— start —
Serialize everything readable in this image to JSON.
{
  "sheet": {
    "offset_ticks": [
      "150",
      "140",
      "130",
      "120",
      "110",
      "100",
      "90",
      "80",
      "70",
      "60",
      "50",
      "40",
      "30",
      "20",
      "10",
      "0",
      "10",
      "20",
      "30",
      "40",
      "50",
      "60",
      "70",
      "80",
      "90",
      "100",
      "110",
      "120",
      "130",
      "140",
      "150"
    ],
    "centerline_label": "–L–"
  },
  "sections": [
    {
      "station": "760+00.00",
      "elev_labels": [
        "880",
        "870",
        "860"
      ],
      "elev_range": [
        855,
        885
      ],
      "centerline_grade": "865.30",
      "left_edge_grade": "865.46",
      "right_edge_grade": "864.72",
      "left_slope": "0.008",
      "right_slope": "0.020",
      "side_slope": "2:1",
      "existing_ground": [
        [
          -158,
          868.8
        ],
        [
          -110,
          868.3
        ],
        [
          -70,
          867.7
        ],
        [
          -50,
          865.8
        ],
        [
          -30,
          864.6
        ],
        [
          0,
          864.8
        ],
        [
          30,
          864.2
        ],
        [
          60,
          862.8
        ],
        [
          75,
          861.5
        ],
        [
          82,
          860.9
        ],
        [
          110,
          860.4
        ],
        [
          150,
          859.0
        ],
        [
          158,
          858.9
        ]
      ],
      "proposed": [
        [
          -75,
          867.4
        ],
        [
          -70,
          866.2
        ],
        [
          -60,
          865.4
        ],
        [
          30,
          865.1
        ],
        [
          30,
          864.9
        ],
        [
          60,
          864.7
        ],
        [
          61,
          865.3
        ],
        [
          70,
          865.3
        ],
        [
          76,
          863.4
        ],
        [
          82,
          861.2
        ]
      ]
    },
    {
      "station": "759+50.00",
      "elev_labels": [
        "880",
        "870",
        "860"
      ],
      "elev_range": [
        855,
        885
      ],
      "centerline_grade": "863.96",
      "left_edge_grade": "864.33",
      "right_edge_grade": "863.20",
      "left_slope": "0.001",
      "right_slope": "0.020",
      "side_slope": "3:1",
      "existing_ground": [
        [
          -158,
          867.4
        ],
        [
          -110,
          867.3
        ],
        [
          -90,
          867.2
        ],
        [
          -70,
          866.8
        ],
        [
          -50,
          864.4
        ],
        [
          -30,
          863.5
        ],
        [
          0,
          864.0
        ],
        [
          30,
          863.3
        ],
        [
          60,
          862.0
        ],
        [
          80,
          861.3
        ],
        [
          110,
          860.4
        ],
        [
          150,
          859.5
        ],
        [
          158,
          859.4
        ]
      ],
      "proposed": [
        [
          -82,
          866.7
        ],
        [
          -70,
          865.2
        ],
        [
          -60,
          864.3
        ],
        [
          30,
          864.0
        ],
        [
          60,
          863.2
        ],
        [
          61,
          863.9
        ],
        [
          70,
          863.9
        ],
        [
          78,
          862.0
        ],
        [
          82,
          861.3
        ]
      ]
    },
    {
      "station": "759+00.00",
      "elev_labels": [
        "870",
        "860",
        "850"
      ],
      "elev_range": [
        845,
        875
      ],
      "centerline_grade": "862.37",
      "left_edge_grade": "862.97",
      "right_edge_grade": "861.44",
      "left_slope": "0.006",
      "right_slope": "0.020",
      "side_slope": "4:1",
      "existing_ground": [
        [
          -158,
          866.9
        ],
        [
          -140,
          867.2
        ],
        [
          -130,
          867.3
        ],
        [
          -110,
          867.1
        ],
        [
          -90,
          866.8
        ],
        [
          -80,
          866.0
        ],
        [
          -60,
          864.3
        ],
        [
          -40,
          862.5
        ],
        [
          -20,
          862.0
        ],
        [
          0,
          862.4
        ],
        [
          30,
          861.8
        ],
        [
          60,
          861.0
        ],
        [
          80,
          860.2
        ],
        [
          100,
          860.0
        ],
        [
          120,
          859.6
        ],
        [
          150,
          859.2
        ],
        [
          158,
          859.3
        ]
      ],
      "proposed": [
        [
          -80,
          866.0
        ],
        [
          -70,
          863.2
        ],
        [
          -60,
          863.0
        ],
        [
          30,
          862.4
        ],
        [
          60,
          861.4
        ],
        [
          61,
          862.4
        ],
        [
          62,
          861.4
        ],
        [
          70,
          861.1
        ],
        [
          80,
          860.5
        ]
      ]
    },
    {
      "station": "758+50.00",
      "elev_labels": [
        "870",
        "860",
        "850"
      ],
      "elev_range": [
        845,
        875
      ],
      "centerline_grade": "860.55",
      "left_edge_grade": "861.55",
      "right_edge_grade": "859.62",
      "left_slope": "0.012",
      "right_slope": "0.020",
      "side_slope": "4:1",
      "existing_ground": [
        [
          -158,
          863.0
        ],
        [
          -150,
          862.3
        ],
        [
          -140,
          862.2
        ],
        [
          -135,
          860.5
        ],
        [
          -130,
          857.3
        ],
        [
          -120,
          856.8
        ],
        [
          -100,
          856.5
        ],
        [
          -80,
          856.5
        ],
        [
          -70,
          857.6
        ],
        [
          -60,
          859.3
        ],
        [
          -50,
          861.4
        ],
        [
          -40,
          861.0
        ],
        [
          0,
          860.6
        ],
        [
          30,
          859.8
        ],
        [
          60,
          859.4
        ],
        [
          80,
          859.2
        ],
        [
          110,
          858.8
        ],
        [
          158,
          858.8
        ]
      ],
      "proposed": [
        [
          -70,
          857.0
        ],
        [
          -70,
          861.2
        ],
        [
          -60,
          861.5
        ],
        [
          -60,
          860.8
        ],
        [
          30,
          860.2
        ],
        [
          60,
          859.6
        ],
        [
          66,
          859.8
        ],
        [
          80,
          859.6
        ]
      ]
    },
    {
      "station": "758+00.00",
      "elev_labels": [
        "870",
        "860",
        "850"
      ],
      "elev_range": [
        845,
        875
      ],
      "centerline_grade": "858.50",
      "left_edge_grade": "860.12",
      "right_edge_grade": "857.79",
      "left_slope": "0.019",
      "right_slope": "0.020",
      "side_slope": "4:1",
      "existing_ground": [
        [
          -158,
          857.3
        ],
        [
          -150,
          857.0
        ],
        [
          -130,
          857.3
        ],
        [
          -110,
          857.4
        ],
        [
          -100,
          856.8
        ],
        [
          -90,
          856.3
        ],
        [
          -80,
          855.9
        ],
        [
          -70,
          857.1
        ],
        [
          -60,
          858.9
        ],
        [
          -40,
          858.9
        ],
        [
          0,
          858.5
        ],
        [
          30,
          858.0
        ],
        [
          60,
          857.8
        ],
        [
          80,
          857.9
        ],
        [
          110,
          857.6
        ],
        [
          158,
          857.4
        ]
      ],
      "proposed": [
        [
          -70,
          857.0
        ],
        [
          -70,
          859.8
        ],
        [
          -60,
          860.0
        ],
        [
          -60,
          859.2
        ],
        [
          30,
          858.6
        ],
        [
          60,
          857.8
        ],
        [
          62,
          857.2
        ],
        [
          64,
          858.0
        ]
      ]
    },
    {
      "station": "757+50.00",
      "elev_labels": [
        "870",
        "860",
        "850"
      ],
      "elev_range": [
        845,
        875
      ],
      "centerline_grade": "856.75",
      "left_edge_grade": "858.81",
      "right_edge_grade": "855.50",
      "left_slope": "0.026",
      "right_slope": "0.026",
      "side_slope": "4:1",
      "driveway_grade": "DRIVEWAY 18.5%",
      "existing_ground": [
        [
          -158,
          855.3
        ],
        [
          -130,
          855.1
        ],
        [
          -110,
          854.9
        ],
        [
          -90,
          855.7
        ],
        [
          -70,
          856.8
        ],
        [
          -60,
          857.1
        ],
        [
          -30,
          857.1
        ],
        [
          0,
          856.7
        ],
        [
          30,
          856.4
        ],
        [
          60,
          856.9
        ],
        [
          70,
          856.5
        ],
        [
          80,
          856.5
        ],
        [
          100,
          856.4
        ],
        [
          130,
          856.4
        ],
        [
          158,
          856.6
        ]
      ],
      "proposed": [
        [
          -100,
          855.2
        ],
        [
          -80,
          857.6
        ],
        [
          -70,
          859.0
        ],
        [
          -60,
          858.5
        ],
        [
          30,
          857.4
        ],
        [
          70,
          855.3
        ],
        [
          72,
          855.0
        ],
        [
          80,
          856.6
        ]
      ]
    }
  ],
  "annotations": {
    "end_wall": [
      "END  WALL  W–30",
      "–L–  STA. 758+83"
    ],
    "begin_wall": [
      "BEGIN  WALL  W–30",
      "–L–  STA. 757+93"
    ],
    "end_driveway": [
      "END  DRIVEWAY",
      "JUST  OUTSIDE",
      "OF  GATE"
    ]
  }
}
— end —
Gather all lines from the records above in which "station" appears.

Response to the exercise:
      "station": "760+00.00",
      "station": "759+50.00",
      "station": "759+00.00",
      "station": "758+50.00",
      "station": "758+00.00",
      "station": "757+50.00",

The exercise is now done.